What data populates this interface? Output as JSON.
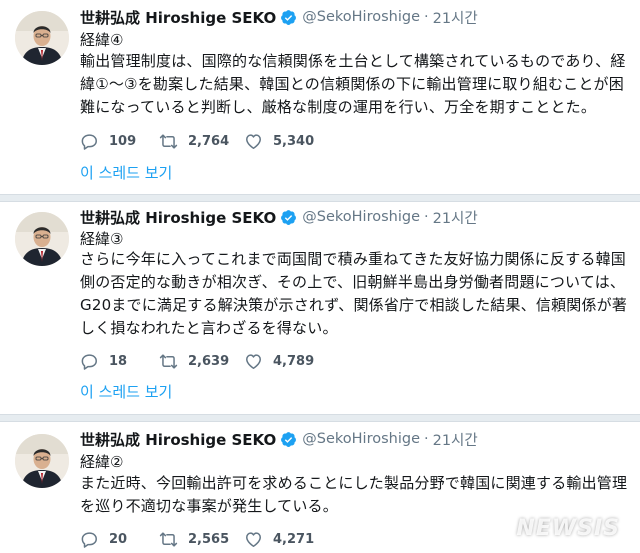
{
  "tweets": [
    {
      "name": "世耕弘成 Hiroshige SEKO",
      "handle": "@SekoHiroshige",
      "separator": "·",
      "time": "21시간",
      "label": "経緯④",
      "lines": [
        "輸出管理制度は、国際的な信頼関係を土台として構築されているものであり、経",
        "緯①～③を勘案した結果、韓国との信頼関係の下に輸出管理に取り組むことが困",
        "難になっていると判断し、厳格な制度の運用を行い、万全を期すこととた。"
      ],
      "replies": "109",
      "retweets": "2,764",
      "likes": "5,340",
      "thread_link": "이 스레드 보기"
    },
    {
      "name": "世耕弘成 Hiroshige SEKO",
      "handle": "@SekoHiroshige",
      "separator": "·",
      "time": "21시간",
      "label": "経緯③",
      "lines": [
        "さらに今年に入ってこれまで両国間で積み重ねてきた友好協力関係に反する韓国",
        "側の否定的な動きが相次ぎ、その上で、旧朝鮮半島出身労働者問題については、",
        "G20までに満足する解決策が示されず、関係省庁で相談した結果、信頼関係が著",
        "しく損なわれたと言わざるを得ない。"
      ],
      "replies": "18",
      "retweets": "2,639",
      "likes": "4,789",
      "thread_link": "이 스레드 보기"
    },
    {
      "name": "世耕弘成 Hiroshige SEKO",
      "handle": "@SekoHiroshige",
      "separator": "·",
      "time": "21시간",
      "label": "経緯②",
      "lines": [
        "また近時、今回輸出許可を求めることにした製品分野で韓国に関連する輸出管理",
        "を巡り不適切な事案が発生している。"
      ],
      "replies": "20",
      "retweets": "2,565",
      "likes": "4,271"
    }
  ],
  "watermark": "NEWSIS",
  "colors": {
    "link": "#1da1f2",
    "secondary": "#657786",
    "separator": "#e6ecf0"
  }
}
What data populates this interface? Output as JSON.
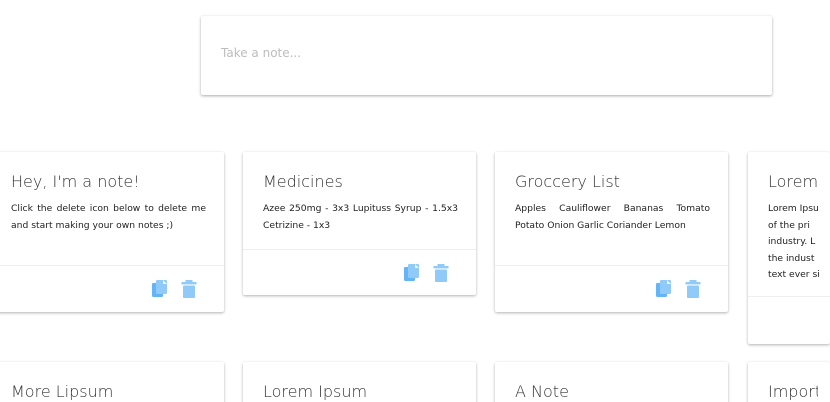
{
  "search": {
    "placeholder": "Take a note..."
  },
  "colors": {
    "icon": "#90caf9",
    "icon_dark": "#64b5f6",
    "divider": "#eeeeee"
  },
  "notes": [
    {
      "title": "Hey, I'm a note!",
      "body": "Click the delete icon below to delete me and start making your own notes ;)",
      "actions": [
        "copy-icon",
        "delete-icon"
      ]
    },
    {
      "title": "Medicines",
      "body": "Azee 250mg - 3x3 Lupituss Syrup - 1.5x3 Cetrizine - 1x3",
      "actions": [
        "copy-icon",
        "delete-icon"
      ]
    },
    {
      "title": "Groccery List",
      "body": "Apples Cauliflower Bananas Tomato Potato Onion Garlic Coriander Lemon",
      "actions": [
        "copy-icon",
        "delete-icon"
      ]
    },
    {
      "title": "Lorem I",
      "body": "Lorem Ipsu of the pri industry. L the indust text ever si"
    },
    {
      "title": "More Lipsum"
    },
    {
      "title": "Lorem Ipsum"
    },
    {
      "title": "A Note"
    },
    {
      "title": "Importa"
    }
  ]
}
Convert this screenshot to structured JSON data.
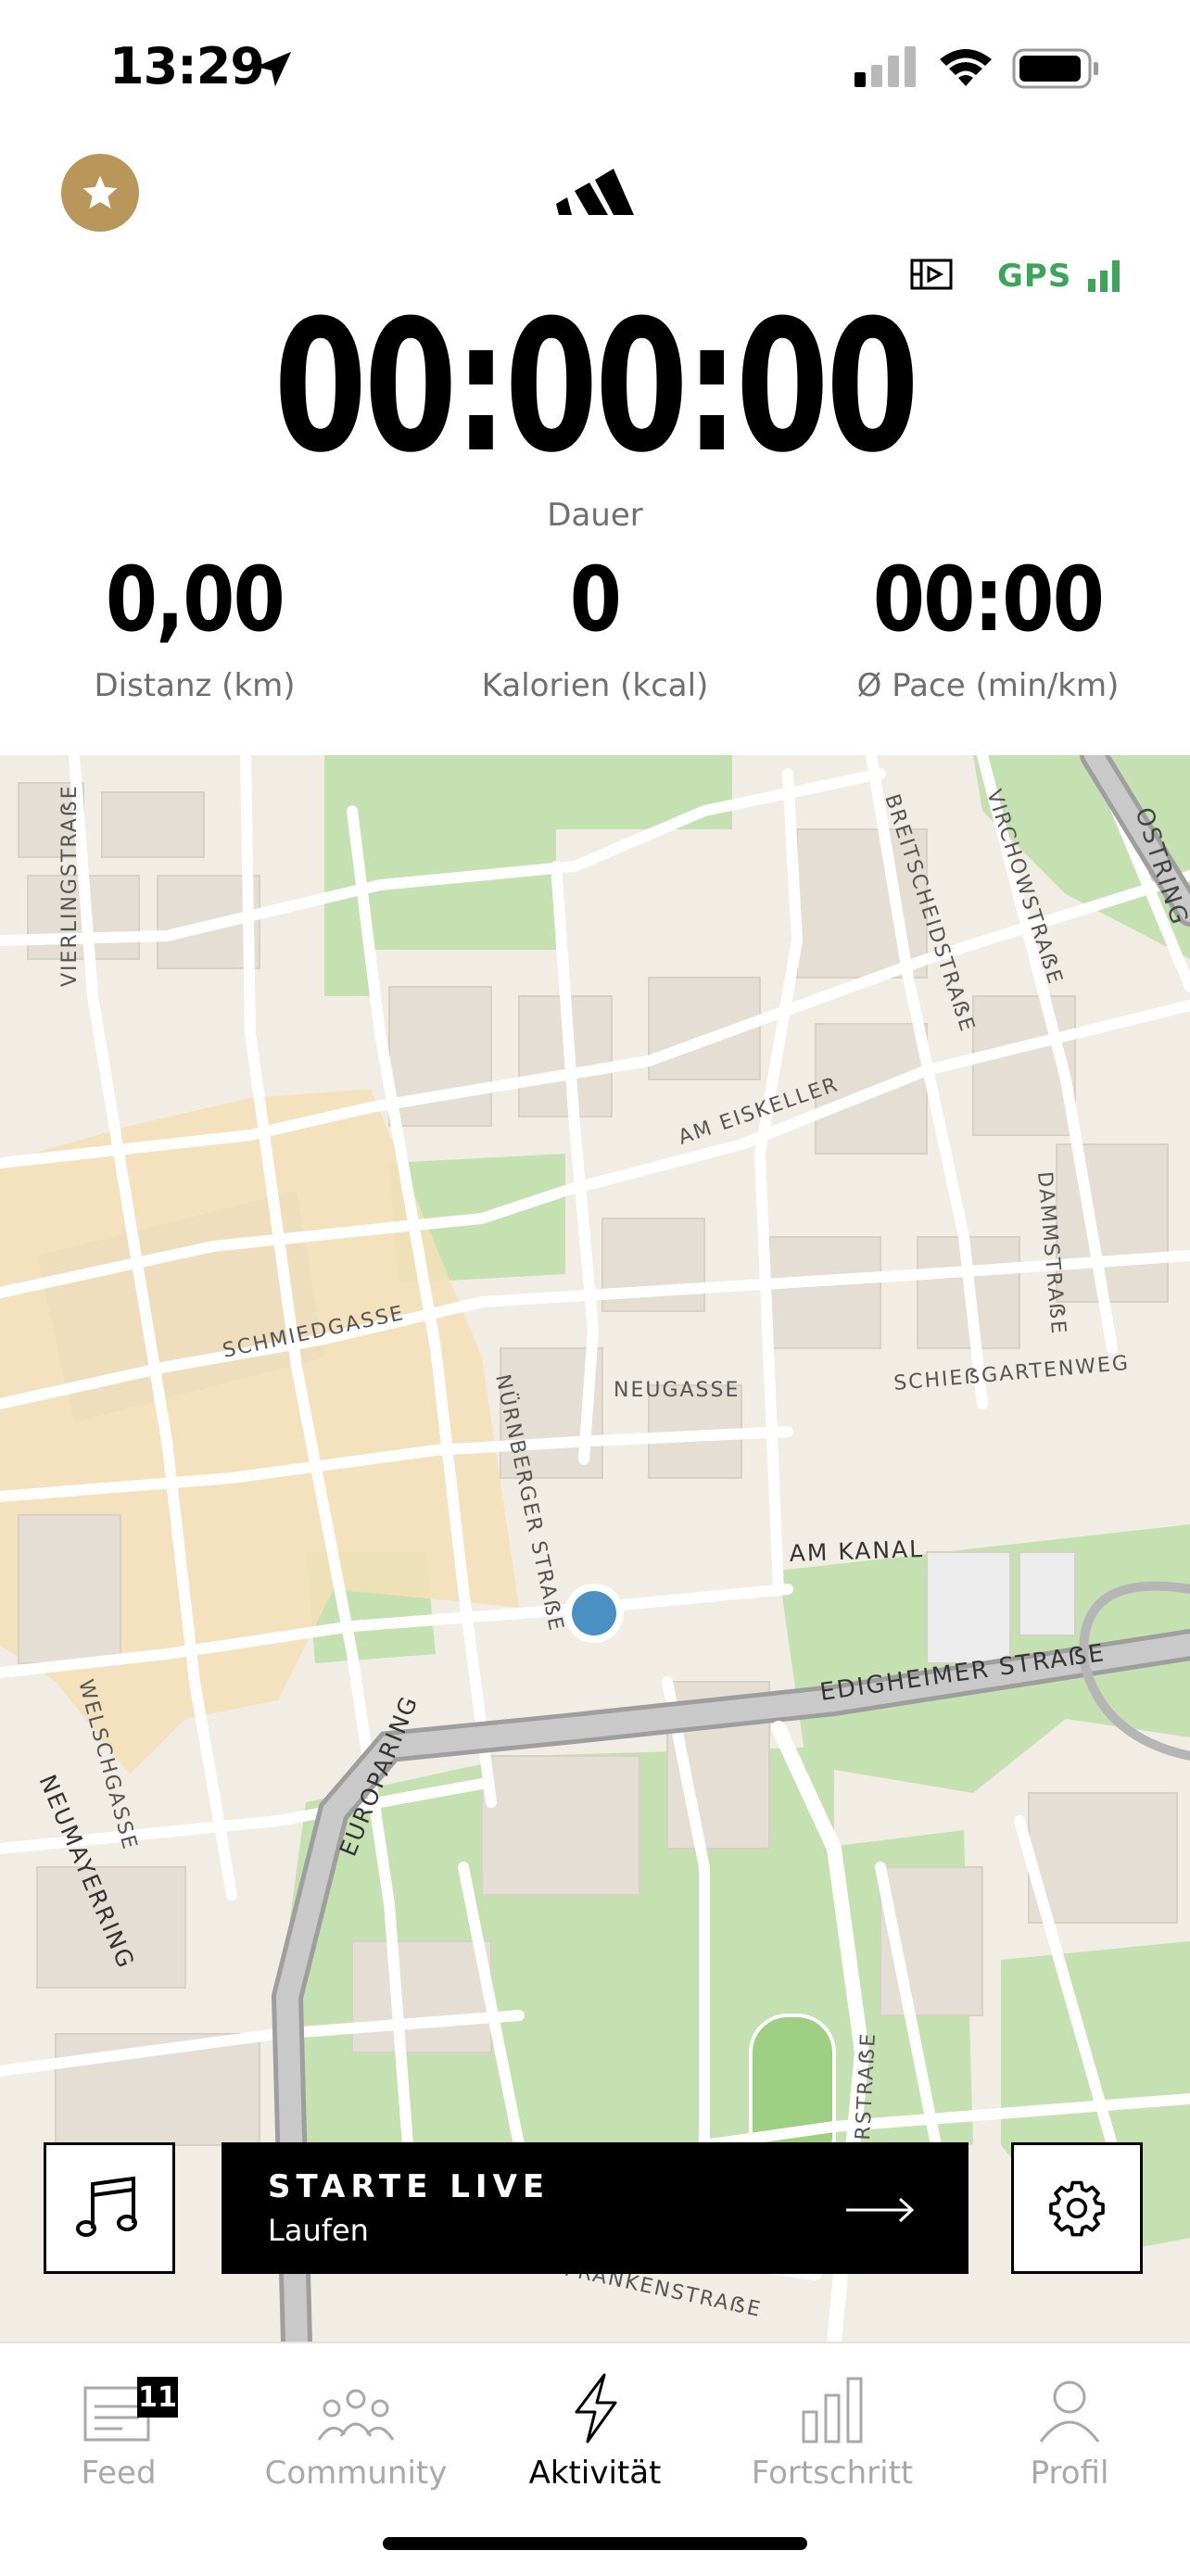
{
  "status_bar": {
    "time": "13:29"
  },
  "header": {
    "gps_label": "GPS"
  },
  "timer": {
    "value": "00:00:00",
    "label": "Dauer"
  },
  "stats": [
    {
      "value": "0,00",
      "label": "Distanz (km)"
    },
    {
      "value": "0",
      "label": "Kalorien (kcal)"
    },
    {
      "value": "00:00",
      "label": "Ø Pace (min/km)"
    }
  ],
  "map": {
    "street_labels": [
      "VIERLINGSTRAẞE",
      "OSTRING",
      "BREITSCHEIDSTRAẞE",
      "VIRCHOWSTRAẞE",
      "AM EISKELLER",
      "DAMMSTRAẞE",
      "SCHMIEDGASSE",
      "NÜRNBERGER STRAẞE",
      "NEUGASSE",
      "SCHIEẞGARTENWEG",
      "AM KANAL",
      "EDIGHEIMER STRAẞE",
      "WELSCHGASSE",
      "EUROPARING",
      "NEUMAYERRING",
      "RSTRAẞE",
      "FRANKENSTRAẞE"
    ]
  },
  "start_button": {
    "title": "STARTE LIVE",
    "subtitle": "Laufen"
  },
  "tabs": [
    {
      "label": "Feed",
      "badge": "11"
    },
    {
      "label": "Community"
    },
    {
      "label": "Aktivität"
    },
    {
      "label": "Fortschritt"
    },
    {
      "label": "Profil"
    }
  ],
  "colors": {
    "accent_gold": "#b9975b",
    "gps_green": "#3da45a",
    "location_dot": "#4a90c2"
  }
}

################

[GOAL]: Repeat the records above exactly, leaving out the pictures.

[ANSWER TO THIS TASK]:
What data populates this interface? Output as JSON.
{
  "tweets": [
    {
      "name": "世耕弘成 Hiroshige SEKO",
      "handle": "@SekoHiroshige",
      "separator": "·",
      "time": "21시간",
      "label": "経緯④",
      "lines": [
        "輸出管理制度は、国際的な信頼関係を土台として構築されているものであり、経",
        "緯①～③を勘案した結果、韓国との信頼関係の下に輸出管理に取り組むことが困",
        "難になっていると判断し、厳格な制度の運用を行い、万全を期すこととた。"
      ],
      "replies": "109",
      "retweets": "2,764",
      "likes": "5,340",
      "thread_link": "이 스레드 보기"
    },
    {
      "name": "世耕弘成 Hiroshige SEKO",
      "handle": "@SekoHiroshige",
      "separator": "·",
      "time": "21시간",
      "label": "経緯③",
      "lines": [
        "さらに今年に入ってこれまで両国間で積み重ねてきた友好協力関係に反する韓国",
        "側の否定的な動きが相次ぎ、その上で、旧朝鮮半島出身労働者問題については、",
        "G20までに満足する解決策が示されず、関係省庁で相談した結果、信頼関係が著",
        "しく損なわれたと言わざるを得ない。"
      ],
      "replies": "18",
      "retweets": "2,639",
      "likes": "4,789",
      "thread_link": "이 스레드 보기"
    },
    {
      "name": "世耕弘成 Hiroshige SEKO",
      "handle": "@SekoHiroshige",
      "separator": "·",
      "time": "21시간",
      "label": "経緯②",
      "lines": [
        "また近時、今回輸出許可を求めることにした製品分野で韓国に関連する輸出管理",
        "を巡り不適切な事案が発生している。"
      ],
      "replies": "20",
      "retweets": "2,565",
      "likes": "4,271"
    }
  ],
  "watermark": "NEWSIS",
  "colors": {
    "link": "#1da1f2",
    "secondary": "#657786",
    "separator": "#e6ecf0"
  }
}
What data populates this interface? Output as JSON.
{
  "search": {
    "placeholder": "Take a note..."
  },
  "colors": {
    "icon": "#90caf9",
    "icon_dark": "#64b5f6",
    "divider": "#eeeeee"
  },
  "notes": [
    {
      "title": "Hey, I'm a note!",
      "body": "Click the delete icon below to delete me and start making your own notes ;)",
      "actions": [
        "copy-icon",
        "delete-icon"
      ]
    },
    {
      "title": "Medicines",
      "body": "Azee 250mg - 3x3 Lupituss Syrup - 1.5x3 Cetrizine - 1x3",
      "actions": [
        "copy-icon",
        "delete-icon"
      ]
    },
    {
      "title": "Groccery List",
      "body": "Apples Cauliflower Bananas Tomato Potato Onion Garlic Coriander Lemon",
      "actions": [
        "copy-icon",
        "delete-icon"
      ]
    },
    {
      "title": "Lorem I",
      "body": "Lorem Ipsu of the pri industry. L the indust text ever si"
    },
    {
      "title": "More Lipsum"
    },
    {
      "title": "Lorem Ipsum"
    },
    {
      "title": "A Note"
    },
    {
      "title": "Importa"
    }
  ]
}
Convert this screenshot to structured JSON data.
{
  "status_bar": {
    "time": "13:29"
  },
  "header": {
    "gps_label": "GPS"
  },
  "timer": {
    "value": "00:00:00",
    "label": "Dauer"
  },
  "stats": [
    {
      "value": "0,00",
      "label": "Distanz (km)"
    },
    {
      "value": "0",
      "label": "Kalorien (kcal)"
    },
    {
      "value": "00:00",
      "label": "Ø Pace (min/km)"
    }
  ],
  "map": {
    "street_labels": [
      "VIERLINGSTRAẞE",
      "OSTRING",
      "BREITSCHEIDSTRAẞE",
      "VIRCHOWSTRAẞE",
      "AM EISKELLER",
      "DAMMSTRAẞE",
      "SCHMIEDGASSE",
      "NÜRNBERGER STRAẞE",
      "NEUGASSE",
      "SCHIEẞGARTENWEG",
      "AM KANAL",
      "EDIGHEIMER STRAẞE",
      "WELSCHGASSE",
      "EUROPARING",
      "NEUMAYERRING",
      "RSTRAẞE",
      "FRANKENSTRAẞE"
    ]
  },
  "start_button": {
    "title": "STARTE LIVE",
    "subtitle": "Laufen"
  },
  "tabs": [
    {
      "label": "Feed",
      "badge": "11"
    },
    {
      "label": "Community"
    },
    {
      "label": "Aktivität"
    },
    {
      "label": "Fortschritt"
    },
    {
      "label": "Profil"
    }
  ],
  "colors": {
    "accent_gold": "#b9975b",
    "gps_green": "#3da45a",
    "location_dot": "#4a90c2"
  }
}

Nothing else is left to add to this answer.